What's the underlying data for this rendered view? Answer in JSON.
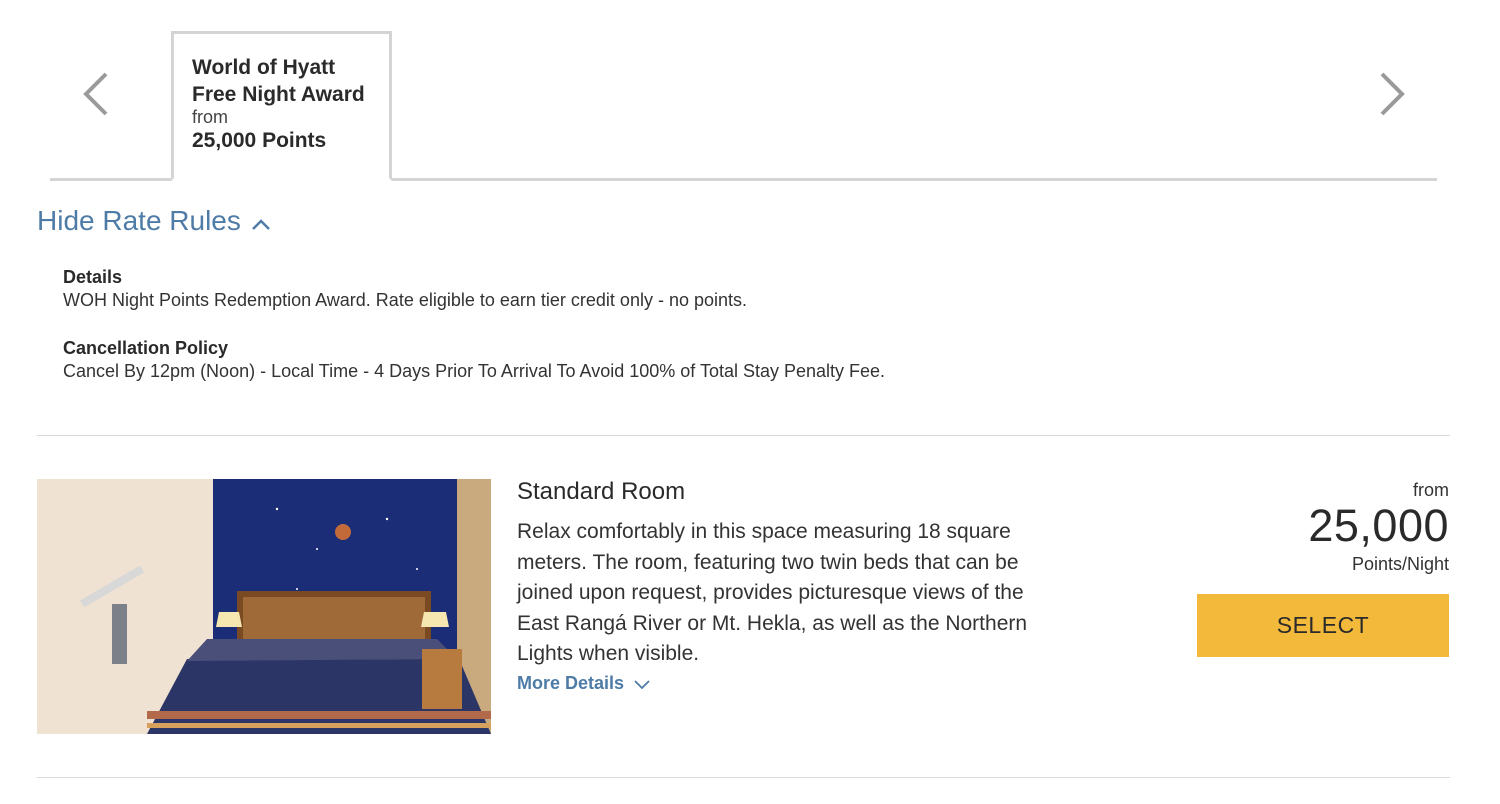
{
  "rate_tabs": {
    "active_tab": {
      "title": "World of Hyatt Free Night Award",
      "from_label": "from",
      "points": "25,000 Points"
    },
    "prev_icon": "chevron-left-icon",
    "next_icon": "chevron-right-icon"
  },
  "rate_rules": {
    "toggle_label": "Hide Rate Rules",
    "toggle_icon": "chevron-up-icon",
    "details_label": "Details",
    "details_text": "WOH Night Points Redemption Award. Rate eligible to earn tier credit only - no points.",
    "cancellation_label": "Cancellation Policy",
    "cancellation_text": "Cancel By 12pm (Noon) - Local Time - 4 Days Prior To Arrival To Avoid 100% of Total Stay Penalty Fee."
  },
  "room": {
    "title": "Standard Room",
    "description": "Relax comfortably in this space measuring 18 square meters. The room, featuring two twin beds that can be joined upon request, provides picturesque views of the East Rangá River or Mt. Hekla, as well as the Northern Lights when visible.",
    "more_details_label": "More Details",
    "more_details_icon": "chevron-down-icon",
    "price_from": "from",
    "price_amount": "25,000",
    "price_unit": "Points/Night",
    "select_label": "SELECT"
  },
  "colors": {
    "link_blue": "#4f7ca7",
    "select_yellow": "#f2b93b",
    "border_gray": "#d4d4d4"
  }
}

*****

= Exercise goal =
Say how many lines of the data hold the string "chevron". Reply with the number alone.

= Full output =
4